### PROBLEM STATEMENT
Identify each line below that contains the word "screenshot", and copy it out.

### Records drawn from a dataset
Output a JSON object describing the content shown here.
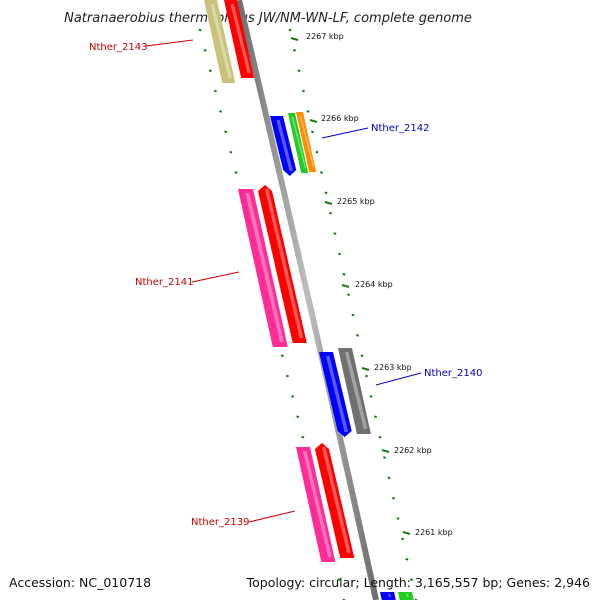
{
  "title": "Natranaerobius thermophilus JW/NM-WN-LF, complete genome",
  "footer": {
    "accession": "Accession: NC_010718",
    "summary": "Topology: circular; Length: 3,165,557 bp; Genes: 2,946"
  },
  "ticks": [
    "2267 kbp",
    "2266 kbp",
    "2265 kbp",
    "2264 kbp",
    "2263 kbp",
    "2262 kbp",
    "2261 kbp"
  ],
  "genes": [
    {
      "label": "Nther_2143",
      "color": "#cc0000"
    },
    {
      "label": "Nther_2142",
      "color": "#0000bb"
    },
    {
      "label": "Nther_2141",
      "color": "#cc0000"
    },
    {
      "label": "Nther_2140",
      "color": "#0000bb"
    },
    {
      "label": "Nther_2139",
      "color": "#cc0000"
    }
  ],
  "colors": {
    "backbone": "#8c8c8c",
    "dots": "#1a7a1a",
    "red": "#ff0000",
    "magenta": "#ff2b96",
    "blue": "#0000ff",
    "green": "#22cc22",
    "orange": "#ff8c00",
    "grey": "#707070",
    "olive": "#c8c27a"
  }
}
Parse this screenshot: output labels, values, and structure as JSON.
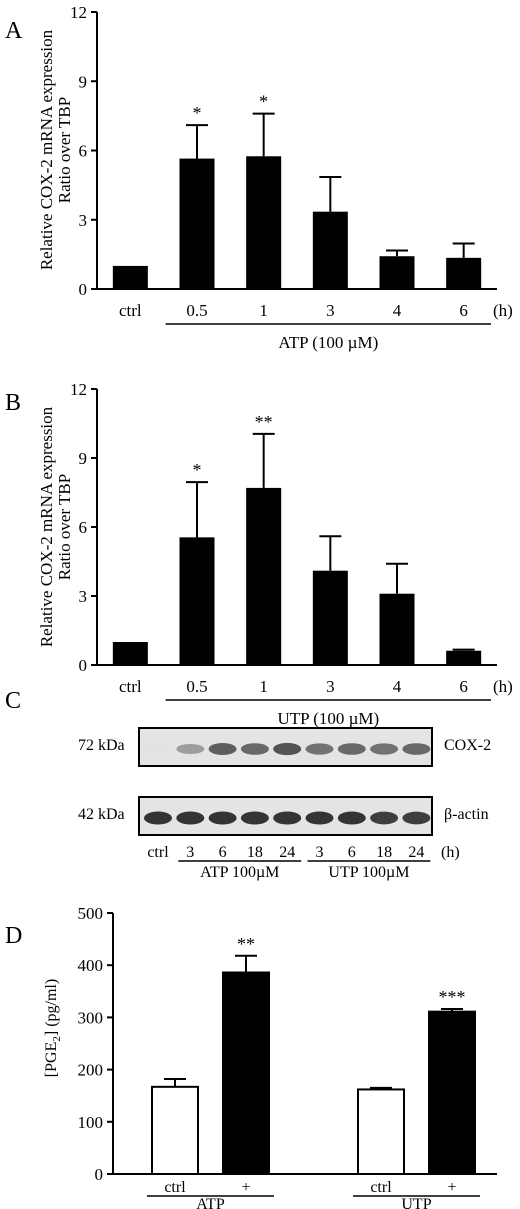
{
  "panels": {
    "A": {
      "letter": "A"
    },
    "B": {
      "letter": "B"
    },
    "C": {
      "letter": "C"
    },
    "D": {
      "letter": "D"
    }
  },
  "chart_data": [
    {
      "panel": "A",
      "type": "bar",
      "ylabel": "Relative COX-2 mRNA expression",
      "ylabel2": "Ratio over TBP",
      "ylim": [
        0,
        12
      ],
      "yticks": [
        0,
        3,
        6,
        9,
        12
      ],
      "categories": [
        "ctrl",
        "0.5",
        "1",
        "3",
        "4",
        "6"
      ],
      "values": [
        1.0,
        5.65,
        5.75,
        3.35,
        1.42,
        1.35
      ],
      "errors": [
        0,
        1.45,
        1.85,
        1.5,
        0.25,
        0.62
      ],
      "annotations": [
        "",
        "*",
        "*",
        "",
        "",
        ""
      ],
      "unit_label": "(h)",
      "group_label": "ATP (100 µM)",
      "bar_color": "#000000"
    },
    {
      "panel": "B",
      "type": "bar",
      "ylabel": "Relative COX-2 mRNA expression",
      "ylabel2": "Ratio over TBP",
      "ylim": [
        0,
        12
      ],
      "yticks": [
        0,
        3,
        6,
        9,
        12
      ],
      "categories": [
        "ctrl",
        "0.5",
        "1",
        "3",
        "4",
        "6"
      ],
      "values": [
        1.0,
        5.55,
        7.7,
        4.1,
        3.1,
        0.62
      ],
      "errors": [
        0,
        2.4,
        2.35,
        1.5,
        1.3,
        0.05
      ],
      "annotations": [
        "",
        "*",
        "**",
        "",
        "",
        ""
      ],
      "unit_label": "(h)",
      "group_label": "UTP (100 µM)",
      "bar_color": "#000000"
    },
    {
      "panel": "D",
      "type": "bar",
      "ylabel": "[PGE",
      "ylabel_sub": "2",
      "ylabel_rest": "] (pg/ml)",
      "ylim": [
        0,
        500
      ],
      "yticks": [
        0,
        100,
        200,
        300,
        400,
        500
      ],
      "categories": [
        "ctrl",
        "+",
        "ctrl",
        "+"
      ],
      "groups": [
        "ATP",
        "UTP"
      ],
      "values": [
        167,
        386,
        162,
        311
      ],
      "errors": [
        15,
        32,
        3,
        5
      ],
      "fills": [
        "#ffffff",
        "#000000",
        "#ffffff",
        "#000000"
      ],
      "annotations": [
        "",
        "**",
        "",
        "***"
      ]
    }
  ],
  "blot": {
    "rows": [
      {
        "mw": "72 kDa",
        "protein": "COX-2"
      },
      {
        "mw": "42 kDa",
        "protein": "β-actin"
      }
    ],
    "lanes": [
      "ctrl",
      "3",
      "6",
      "18",
      "24",
      "3",
      "6",
      "18",
      "24"
    ],
    "unit_label": "(h)",
    "groups": [
      "ATP 100µM",
      "UTP 100µM"
    ],
    "cox2_intensity": [
      0.02,
      0.35,
      0.65,
      0.6,
      0.7,
      0.55,
      0.6,
      0.55,
      0.6
    ],
    "actin_intensity": [
      0.85,
      0.85,
      0.85,
      0.85,
      0.85,
      0.85,
      0.85,
      0.8,
      0.8
    ]
  }
}
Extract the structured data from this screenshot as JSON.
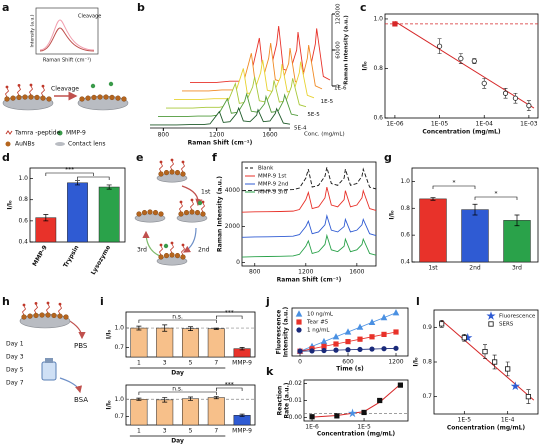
{
  "panel_labels": [
    "a",
    "b",
    "c",
    "d",
    "e",
    "f",
    "g",
    "h",
    "i",
    "j",
    "k",
    "l"
  ],
  "schematic_a": {
    "inset_title": "Cleavage",
    "inset_ylabel": "Intensity (a.u.)",
    "inset_xlabel": "Raman Shift (cm⁻¹)",
    "arrow_label": "Cleavage",
    "legend": [
      "Tamra -peptide",
      "MMP-9",
      "AuNBs",
      "Contact lens"
    ]
  },
  "schematic_e": {
    "steps": [
      "1st",
      "2nd",
      "3rd"
    ]
  },
  "schematic_h": {
    "days": [
      "Day 1",
      "Day 3",
      "Day 5",
      "Day 7"
    ],
    "media": [
      "PBS",
      "BSA"
    ]
  },
  "chart_data": [
    {
      "type": "waterfall",
      "xlabel": "Raman Shift (cm⁻¹)",
      "ylabel": "Raman Intensity (a.u.)",
      "depth_label": "Conc. (mg/mL)",
      "depth_ticks": [
        "1E-6",
        "1E-5",
        "5E-5",
        "5E-4"
      ],
      "xlim": [
        700,
        1750
      ],
      "xticks": [
        800,
        1200,
        1600
      ],
      "ylim": [
        0,
        120000
      ],
      "yticks": [
        0,
        60000,
        120000
      ],
      "x": [
        700,
        800,
        900,
        1000,
        1100,
        1150,
        1200,
        1220,
        1250,
        1300,
        1350,
        1365,
        1400,
        1450,
        1500,
        1510,
        1550,
        1600,
        1640,
        1650,
        1700,
        1750
      ],
      "series": [
        {
          "color": "#e8322a",
          "values": [
            6000,
            6000,
            6000,
            8000,
            8000,
            12000,
            60000,
            80000,
            20000,
            24000,
            70000,
            100000,
            28000,
            24000,
            60000,
            90000,
            24000,
            28000,
            70000,
            96000,
            16000,
            10000
          ]
        },
        {
          "color": "#f08a24",
          "values": [
            5100,
            5100,
            5100,
            6800,
            6800,
            10200,
            51000,
            68000,
            17000,
            20400,
            59500,
            85000,
            23800,
            20400,
            51000,
            76500,
            20400,
            23800,
            59500,
            81600,
            13600,
            8500
          ]
        },
        {
          "color": "#e8d230",
          "values": [
            4200,
            4200,
            4200,
            5600,
            5600,
            8400,
            42000,
            56000,
            14000,
            16800,
            49000,
            70000,
            19600,
            16800,
            42000,
            63000,
            16800,
            19600,
            49000,
            67200,
            11200,
            7000
          ]
        },
        {
          "color": "#a8c83a",
          "values": [
            3300,
            3300,
            3300,
            4400,
            4400,
            6600,
            33000,
            44000,
            11000,
            13200,
            38500,
            55000,
            15400,
            13200,
            33000,
            49500,
            13200,
            15400,
            38500,
            52800,
            8800,
            5500
          ]
        },
        {
          "color": "#4f9a3a",
          "values": [
            2400,
            2400,
            2400,
            3200,
            3200,
            4800,
            24000,
            32000,
            8000,
            9600,
            28000,
            40000,
            11200,
            9600,
            24000,
            36000,
            9600,
            11200,
            28000,
            38400,
            6400,
            4000
          ]
        },
        {
          "color": "#1f5a2a",
          "values": [
            1800,
            1800,
            1800,
            2400,
            2400,
            3600,
            18000,
            24000,
            6000,
            7200,
            21000,
            30000,
            8400,
            7200,
            18000,
            27000,
            7200,
            8400,
            21000,
            28800,
            4800,
            3000
          ]
        }
      ]
    },
    {
      "type": "scatter",
      "xlabel": "Concentration (mg/mL)",
      "ylabel": "I/I₀",
      "xlog": true,
      "xlim": [
        6e-07,
        0.0016
      ],
      "xticks": [
        {
          "value": 1e-06,
          "label": "1E-06"
        },
        {
          "value": 1e-05,
          "label": "1E-05"
        },
        {
          "value": 0.0001,
          "label": "1E-04"
        },
        {
          "value": 0.001,
          "label": "1E-03"
        }
      ],
      "ylim": [
        0.6,
        1.02
      ],
      "yticks": [
        0.6,
        0.8,
        {
          "value": 1,
          "label": "1.0"
        }
      ],
      "reference_line": 0.98,
      "reference_color": "#d62728",
      "fit": {
        "x": [
          1e-06,
          0.0013
        ],
        "y": [
          0.99,
          0.64
        ]
      },
      "fit_color": "#d62728",
      "series": [
        {
          "color": "#222222",
          "marker": "circle",
          "filled": false,
          "x": [
            1e-05,
            3e-05,
            6e-05,
            0.0001,
            0.0003,
            0.0005,
            0.001
          ],
          "values": [
            0.89,
            0.84,
            0.83,
            0.74,
            0.7,
            0.68,
            0.65
          ],
          "errors": [
            0.03,
            0.02,
            0.01,
            0.02,
            0.02,
            0.02,
            0.02
          ]
        },
        {
          "color": "#d62728",
          "marker": "square",
          "filled": true,
          "x": [
            1e-06
          ],
          "values": [
            0.98
          ],
          "errors": [
            0.005
          ]
        }
      ]
    },
    {
      "type": "bar",
      "ylabel": "I/I₀",
      "categories": [
        "MMP-9",
        "Trypsin",
        "Lysozyme"
      ],
      "values": [
        0.63,
        0.96,
        0.92
      ],
      "errors": [
        0.03,
        0.02,
        0.02
      ],
      "colors": [
        "#e8322a",
        "#2f5bd3",
        "#2aa24a"
      ],
      "ylim": [
        0.4,
        1.1
      ],
      "yticks": [
        0.4,
        0.6,
        0.8,
        {
          "value": 1,
          "label": "1.0"
        }
      ],
      "annotations": [
        "***"
      ]
    },
    {
      "type": "line",
      "xlabel": "Raman Shift (cm⁻¹)",
      "ylabel": "Raman Intensity (a.u.)",
      "xlim": [
        700,
        1750
      ],
      "xticks": [
        800,
        1200,
        1600
      ],
      "ylim": [
        -200,
        5600
      ],
      "yticks": [
        0,
        2000,
        4000
      ],
      "x": [
        700,
        800,
        900,
        1000,
        1100,
        1150,
        1200,
        1220,
        1250,
        1300,
        1350,
        1365,
        1400,
        1450,
        1500,
        1510,
        1550,
        1600,
        1640,
        1650,
        1700,
        1750
      ],
      "series": [
        {
          "name": "Blank",
          "color": "#111111",
          "style": "dashed",
          "values": [
            4000,
            4020,
            4030,
            4040,
            4060,
            4150,
            4700,
            5200,
            4200,
            4300,
            4800,
            5300,
            4400,
            4300,
            4700,
            5200,
            4300,
            4400,
            4800,
            5200,
            4200,
            4100
          ]
        },
        {
          "name": "MMP-9 1st",
          "color": "#e8322a",
          "values": [
            2800,
            2820,
            2830,
            2840,
            2860,
            2950,
            3500,
            3900,
            3000,
            3100,
            3600,
            4200,
            3200,
            3100,
            3500,
            4000,
            3100,
            3200,
            3600,
            4000,
            3000,
            2900
          ]
        },
        {
          "name": "MMP-9 2nd",
          "color": "#2f5bd3",
          "values": [
            1400,
            1420,
            1430,
            1440,
            1460,
            1550,
            2000,
            2300,
            1600,
            1700,
            2100,
            2600,
            1800,
            1700,
            2000,
            2400,
            1700,
            1800,
            2100,
            2400,
            1600,
            1500
          ]
        },
        {
          "name": "MMP-9 3rd",
          "color": "#2aa24a",
          "values": [
            300,
            320,
            330,
            340,
            360,
            450,
            900,
            1200,
            500,
            600,
            1000,
            1500,
            700,
            600,
            900,
            1300,
            600,
            700,
            1000,
            1300,
            500,
            400
          ]
        }
      ]
    },
    {
      "type": "bar",
      "ylabel": "I/I₀",
      "categories": [
        "1st",
        "2nd",
        "3rd"
      ],
      "values": [
        0.87,
        0.79,
        0.71
      ],
      "errors": [
        0.01,
        0.04,
        0.04
      ],
      "colors": [
        "#e8322a",
        "#2f5bd3",
        "#2aa24a"
      ],
      "ylim": [
        0.4,
        1.1
      ],
      "yticks": [
        0.4,
        0.6,
        0.8,
        {
          "value": 1,
          "label": "1.0"
        }
      ],
      "annotations": [
        "*",
        "*"
      ]
    },
    {
      "type": "bar",
      "xlabel": "Day",
      "ylabel": "I/I₀",
      "categories": [
        "1",
        "3",
        "5",
        "7",
        "MMP-9"
      ],
      "values": [
        1.0,
        1.0,
        0.99,
        0.99,
        0.68
      ],
      "errors": [
        0.03,
        0.05,
        0.03,
        0.01,
        0.02
      ],
      "colors": [
        "#f7c08a",
        "#f7c08a",
        "#f7c08a",
        "#f7c08a",
        "#e8322a"
      ],
      "ylim": [
        0.55,
        1.25
      ],
      "yticks": [
        0.7,
        {
          "value": 1,
          "label": "1.0"
        }
      ],
      "reference_line": 1,
      "reference_color": "#888888",
      "annotations": [
        "n.s.",
        "***"
      ]
    },
    {
      "type": "bar",
      "xlabel": "Day",
      "ylabel": "I/I₀",
      "categories": [
        "1",
        "3",
        "5",
        "7",
        "MMP-9"
      ],
      "values": [
        1.0,
        0.99,
        1.01,
        1.03,
        0.72
      ],
      "errors": [
        0.02,
        0.04,
        0.03,
        0.02,
        0.02
      ],
      "colors": [
        "#f7c08a",
        "#f7c08a",
        "#f7c08a",
        "#f7c08a",
        "#2f5bd3"
      ],
      "ylim": [
        0.55,
        1.25
      ],
      "yticks": [
        0.7,
        {
          "value": 1,
          "label": "1.0"
        }
      ],
      "reference_line": 1,
      "reference_color": "#888888",
      "annotations": [
        "n.s.",
        "***"
      ]
    },
    {
      "type": "scatter",
      "xlabel": "Time (s)",
      "ylabel": [
        "Fluorescence",
        "Intensity (a.u.)"
      ],
      "xlim": [
        -100,
        1350
      ],
      "xticks": [
        0,
        600,
        1200
      ],
      "ylim": [
        0,
        10
      ],
      "connect": true,
      "series": [
        {
          "name": "10 ng/mL",
          "color": "#4a90e2",
          "marker": "triangle",
          "x": [
            0,
            150,
            300,
            450,
            600,
            750,
            900,
            1050,
            1200
          ],
          "values": [
            1,
            2,
            3,
            4,
            5,
            6,
            7,
            8,
            9
          ]
        },
        {
          "name": "Tear #5",
          "color": "#e8322a",
          "marker": "square",
          "x": [
            0,
            150,
            300,
            450,
            600,
            750,
            900,
            1050,
            1200
          ],
          "values": [
            1,
            1.5,
            2,
            2.5,
            3,
            3.5,
            4,
            4.5,
            5
          ]
        },
        {
          "name": "1 ng/mL",
          "color": "#1a2a7a",
          "marker": "circle",
          "x": [
            0,
            150,
            300,
            450,
            600,
            750,
            900,
            1050,
            1200
          ],
          "values": [
            1,
            1.07,
            1.15,
            1.22,
            1.3,
            1.37,
            1.45,
            1.52,
            1.6
          ]
        }
      ]
    },
    {
      "type": "scatter",
      "xlabel": "Concentration (mg/mL)",
      "ylabel": [
        "Reaction",
        "Rate (a.u.)"
      ],
      "xlog": true,
      "xlim": [
        7e-07,
        7e-05
      ],
      "xticks": [
        {
          "value": 1e-06,
          "label": "1E-6"
        },
        {
          "value": 1e-05,
          "label": "1E-5"
        }
      ],
      "ylim": [
        -0.002,
        0.022
      ],
      "yticks": [
        {
          "value": 0,
          "label": "0.00"
        },
        0.01,
        0.02
      ],
      "reference_line": 0.0025,
      "reference_color": "#666666",
      "fit": {
        "x": [
          1e-06,
          3e-06,
          1e-05,
          2e-05,
          5e-05
        ],
        "y": [
          0.0003,
          0.0012,
          0.0035,
          0.009,
          0.0195
        ]
      },
      "fit_color": "#d62728",
      "series": [
        {
          "color": "#111111",
          "marker": "square",
          "x": [
            1e-06,
            3e-06,
            1e-05,
            2e-05,
            5e-05
          ],
          "values": [
            0.0005,
            0.001,
            0.003,
            0.01,
            0.019
          ]
        },
        {
          "color": "#4a90e2",
          "marker": "star",
          "x": [
            6e-06
          ],
          "values": [
            0.0025
          ]
        }
      ]
    },
    {
      "type": "scatter",
      "ylabel": "I/I₀",
      "xlabel": "Concentration (mg/mL)",
      "xlog": true,
      "xlim": [
        2e-06,
        0.0005
      ],
      "xticks": [
        {
          "value": 1e-05,
          "label": "1E-5"
        },
        {
          "value": 0.0001,
          "label": "1E-4"
        }
      ],
      "ylim": [
        0.65,
        0.95
      ],
      "yticks": [
        0.7,
        0.8,
        0.9
      ],
      "fit": {
        "x": [
          3e-06,
          0.0004
        ],
        "y": [
          0.92,
          0.69
        ]
      },
      "fit_color": "#d62728",
      "series": [
        {
          "name": "Fluorescence",
          "color": "#2f5bd3",
          "marker": "star",
          "x": [
            1.2e-05,
            0.00015
          ],
          "values": [
            0.87,
            0.73
          ]
        },
        {
          "name": "SERS",
          "color": "#111111",
          "marker": "square",
          "filled": false,
          "x": [
            3e-06,
            1e-05,
            3e-05,
            5e-05,
            0.0001,
            0.0003
          ],
          "values": [
            0.91,
            0.87,
            0.83,
            0.8,
            0.78,
            0.7
          ],
          "errors": [
            0.01,
            0.01,
            0.02,
            0.02,
            0.02,
            0.02
          ]
        }
      ]
    }
  ]
}
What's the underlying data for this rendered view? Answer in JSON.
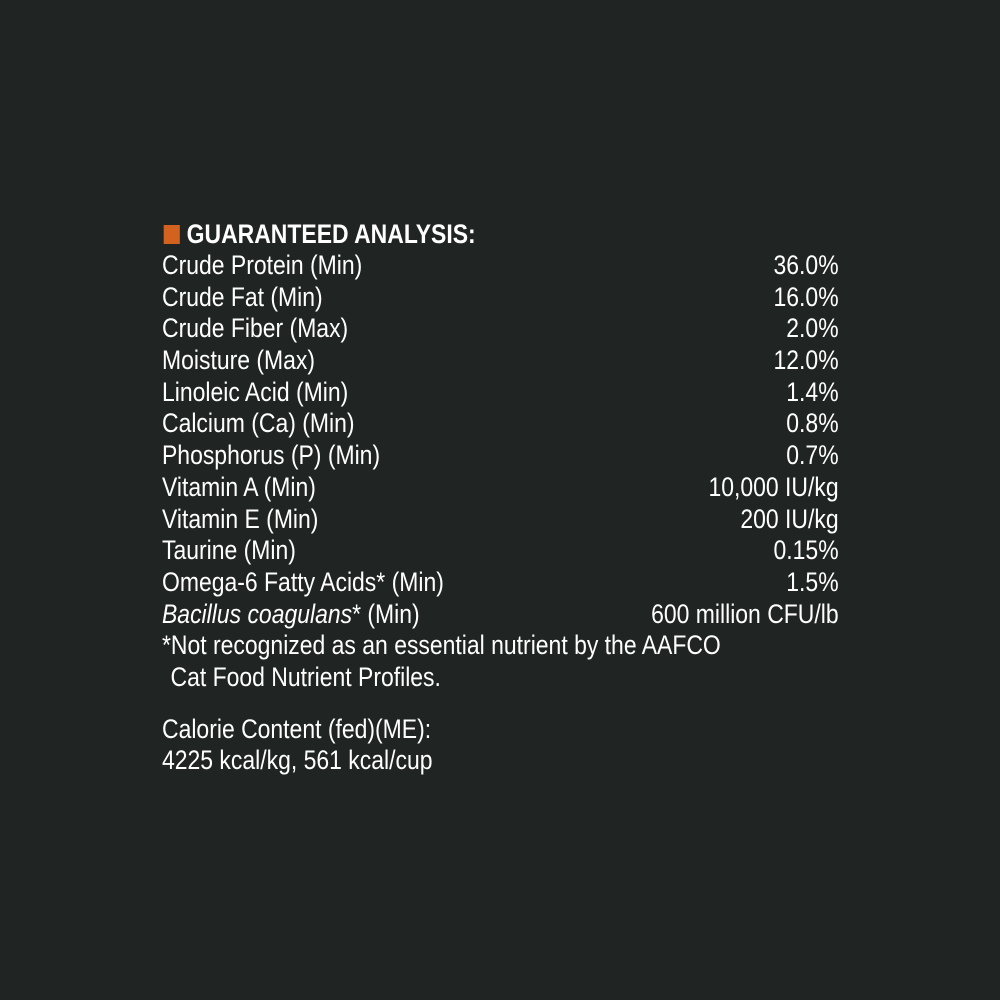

### RESULT OF THE TASK
Parse this screenshot: output labels, values, and structure as JSON.
Extract the structured data from this screenshot as JSON.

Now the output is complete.